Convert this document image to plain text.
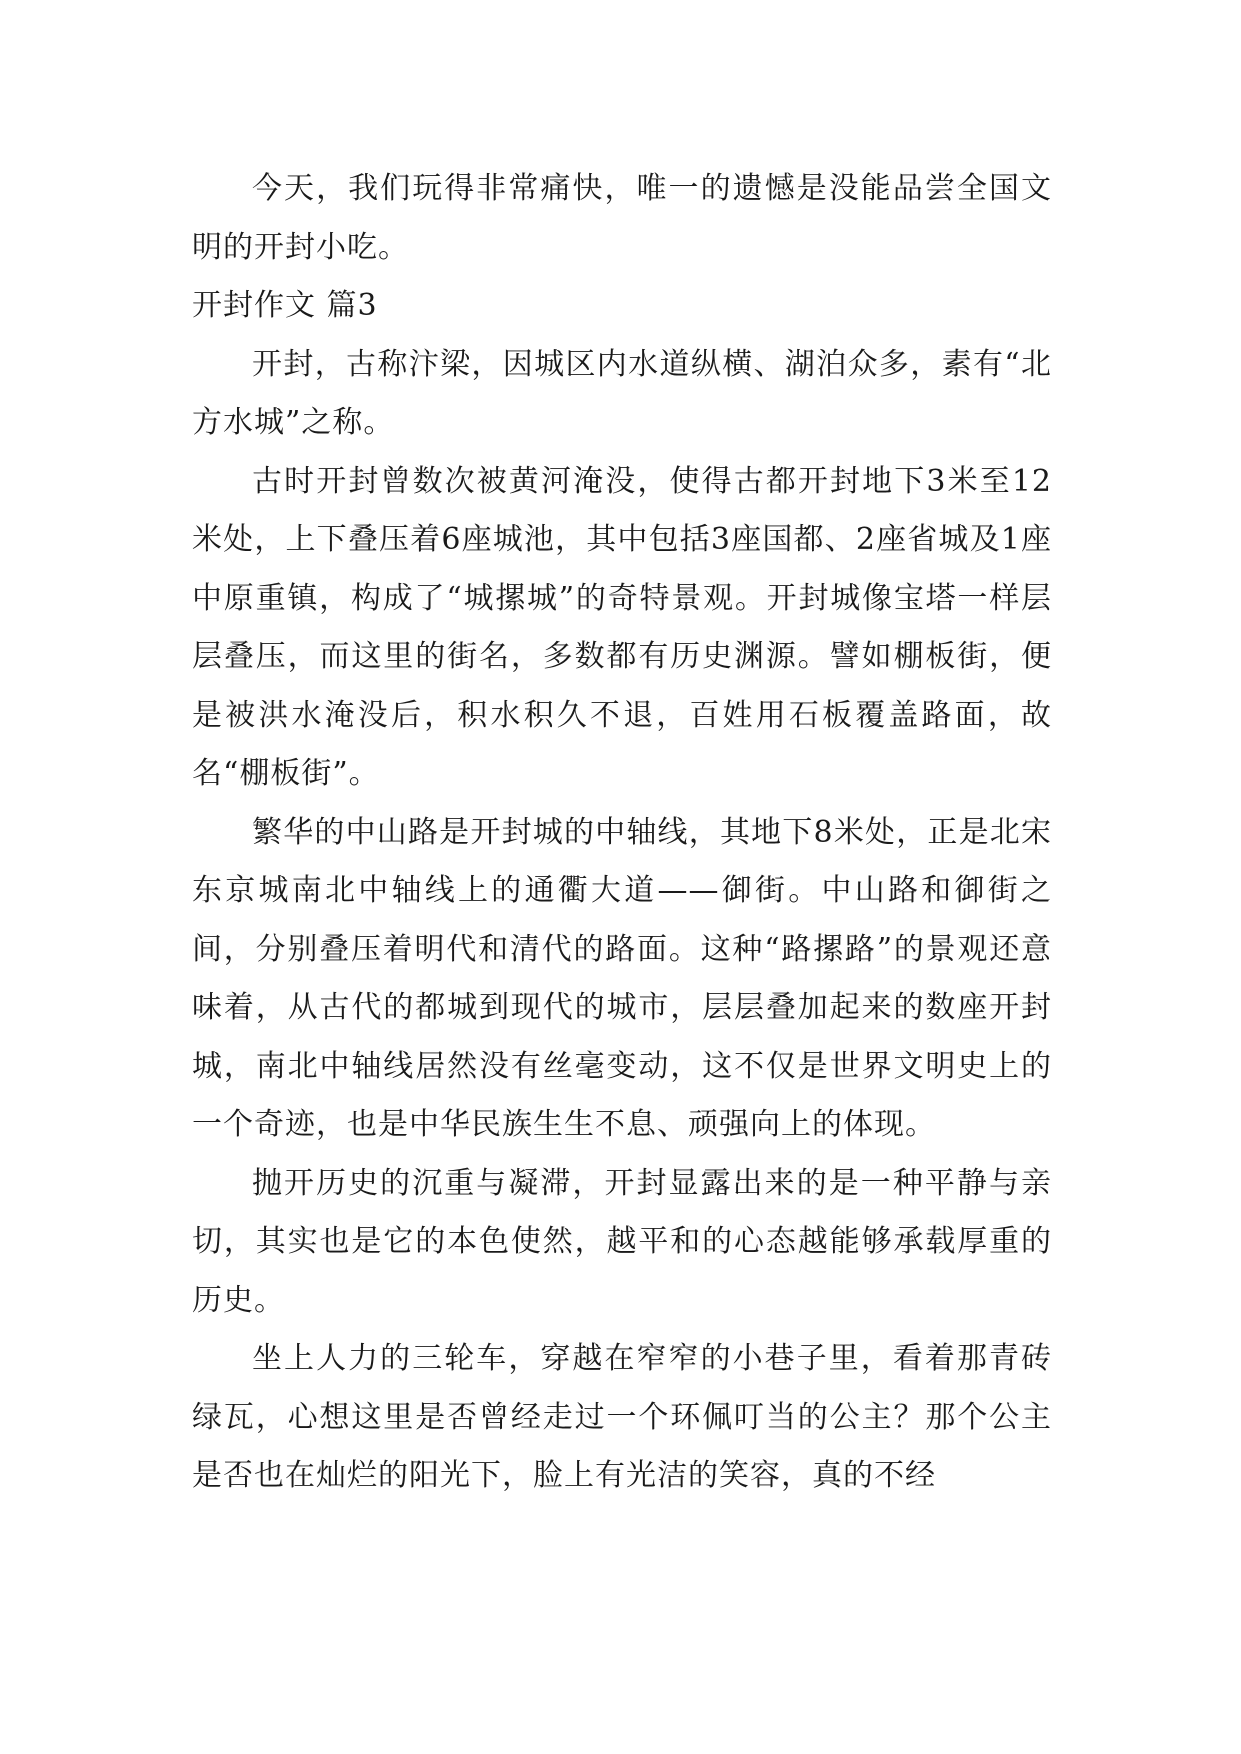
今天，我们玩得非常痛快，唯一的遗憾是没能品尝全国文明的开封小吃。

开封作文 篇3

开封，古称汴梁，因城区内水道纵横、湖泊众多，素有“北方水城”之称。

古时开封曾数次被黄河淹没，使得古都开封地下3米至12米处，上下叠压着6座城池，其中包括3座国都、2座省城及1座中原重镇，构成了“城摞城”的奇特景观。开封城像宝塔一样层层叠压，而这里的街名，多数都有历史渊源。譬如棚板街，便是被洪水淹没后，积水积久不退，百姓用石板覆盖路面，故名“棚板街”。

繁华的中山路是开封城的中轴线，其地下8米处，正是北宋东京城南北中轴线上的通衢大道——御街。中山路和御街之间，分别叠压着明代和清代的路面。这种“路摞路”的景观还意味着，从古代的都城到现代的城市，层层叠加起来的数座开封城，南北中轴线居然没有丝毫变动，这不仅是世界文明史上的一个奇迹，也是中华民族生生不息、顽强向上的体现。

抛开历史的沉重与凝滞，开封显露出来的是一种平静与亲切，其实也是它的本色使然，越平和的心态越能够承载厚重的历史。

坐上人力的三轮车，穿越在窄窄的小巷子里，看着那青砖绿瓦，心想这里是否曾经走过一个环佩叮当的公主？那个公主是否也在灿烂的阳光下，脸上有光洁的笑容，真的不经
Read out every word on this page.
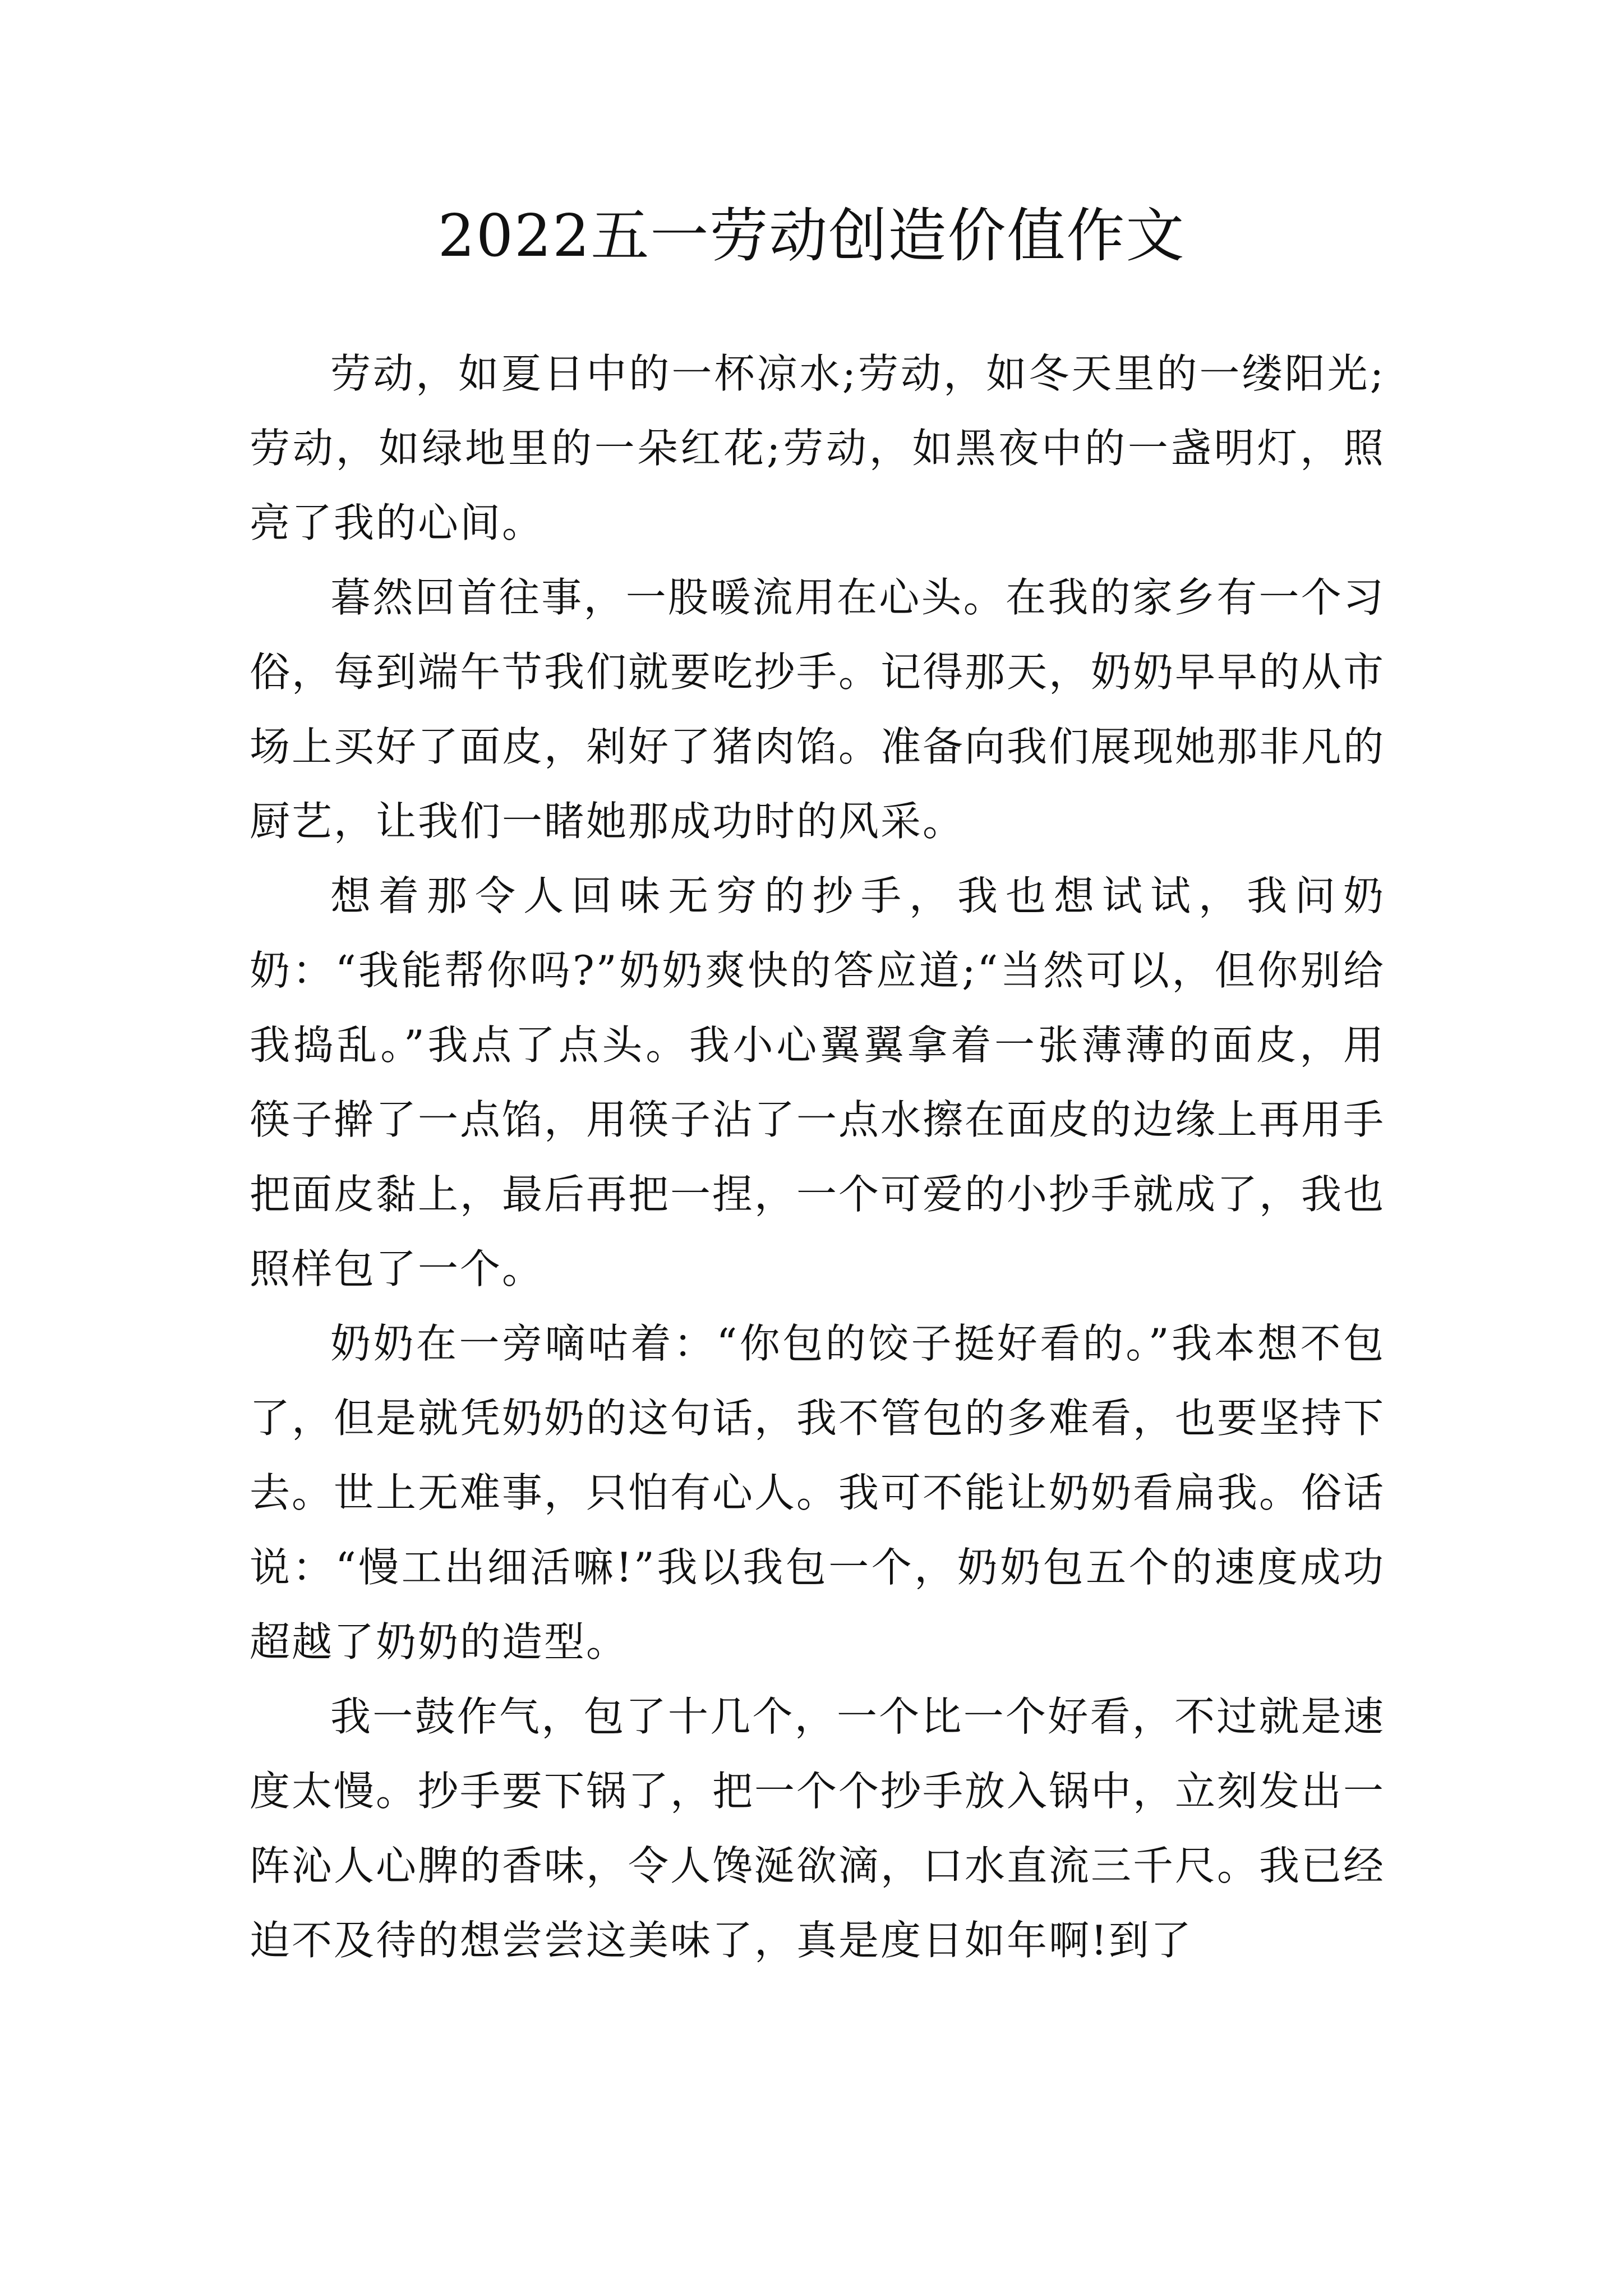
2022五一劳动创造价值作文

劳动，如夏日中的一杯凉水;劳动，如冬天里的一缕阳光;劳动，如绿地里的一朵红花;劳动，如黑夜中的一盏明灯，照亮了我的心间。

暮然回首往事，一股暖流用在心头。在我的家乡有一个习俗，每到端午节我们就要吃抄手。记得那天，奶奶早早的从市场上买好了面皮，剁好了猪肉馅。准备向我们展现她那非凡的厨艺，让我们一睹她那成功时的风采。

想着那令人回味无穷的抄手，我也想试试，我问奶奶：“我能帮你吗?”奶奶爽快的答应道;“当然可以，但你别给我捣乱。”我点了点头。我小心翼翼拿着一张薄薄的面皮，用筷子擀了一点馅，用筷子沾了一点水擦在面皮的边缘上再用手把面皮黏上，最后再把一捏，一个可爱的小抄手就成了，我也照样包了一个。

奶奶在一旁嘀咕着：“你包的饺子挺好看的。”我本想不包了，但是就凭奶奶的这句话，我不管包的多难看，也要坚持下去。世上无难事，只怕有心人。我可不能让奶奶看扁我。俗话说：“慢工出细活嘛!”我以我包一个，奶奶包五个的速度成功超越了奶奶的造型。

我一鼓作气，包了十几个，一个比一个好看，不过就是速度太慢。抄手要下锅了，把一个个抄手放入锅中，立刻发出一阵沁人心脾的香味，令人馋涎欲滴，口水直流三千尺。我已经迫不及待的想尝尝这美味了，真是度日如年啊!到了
┄┄┄┄┄┄┄┄┄┄
Exactly those lines that run from the line holding "Read out every word on this page." to the end of the listing above, both included, are to be reproduced, with pictures left out.

Read out every word on this page.
2022五一劳动创造价值作文

劳动，如夏日中的一杯凉水;劳动，如冬天里的一缕阳光;劳动，如绿地里的一朵红花;劳动，如黑夜中的一盏明灯，照亮了我的心间。

暮然回首往事，一股暖流用在心头。在我的家乡有一个习俗，每到端午节我们就要吃抄手。记得那天，奶奶早早的从市场上买好了面皮，剁好了猪肉馅。准备向我们展现她那非凡的厨艺，让我们一睹她那成功时的风采。

想着那令人回味无穷的抄手，我也想试试，我问奶奶：“我能帮你吗?”奶奶爽快的答应道;“当然可以，但你别给我捣乱。”我点了点头。我小心翼翼拿着一张薄薄的面皮，用筷子擀了一点馅，用筷子沾了一点水擦在面皮的边缘上再用手把面皮黏上，最后再把一捏，一个可爱的小抄手就成了，我也照样包了一个。

奶奶在一旁嘀咕着：“你包的饺子挺好看的。”我本想不包了，但是就凭奶奶的这句话，我不管包的多难看，也要坚持下去。世上无难事，只怕有心人。我可不能让奶奶看扁我。俗话说：“慢工出细活嘛!”我以我包一个，奶奶包五个的速度成功超越了奶奶的造型。

我一鼓作气，包了十几个，一个比一个好看，不过就是速度太慢。抄手要下锅了，把一个个抄手放入锅中，立刻发出一阵沁人心脾的香味，令人馋涎欲滴，口水直流三千尺。我已经迫不及待的想尝尝这美味了，真是度日如年啊!到了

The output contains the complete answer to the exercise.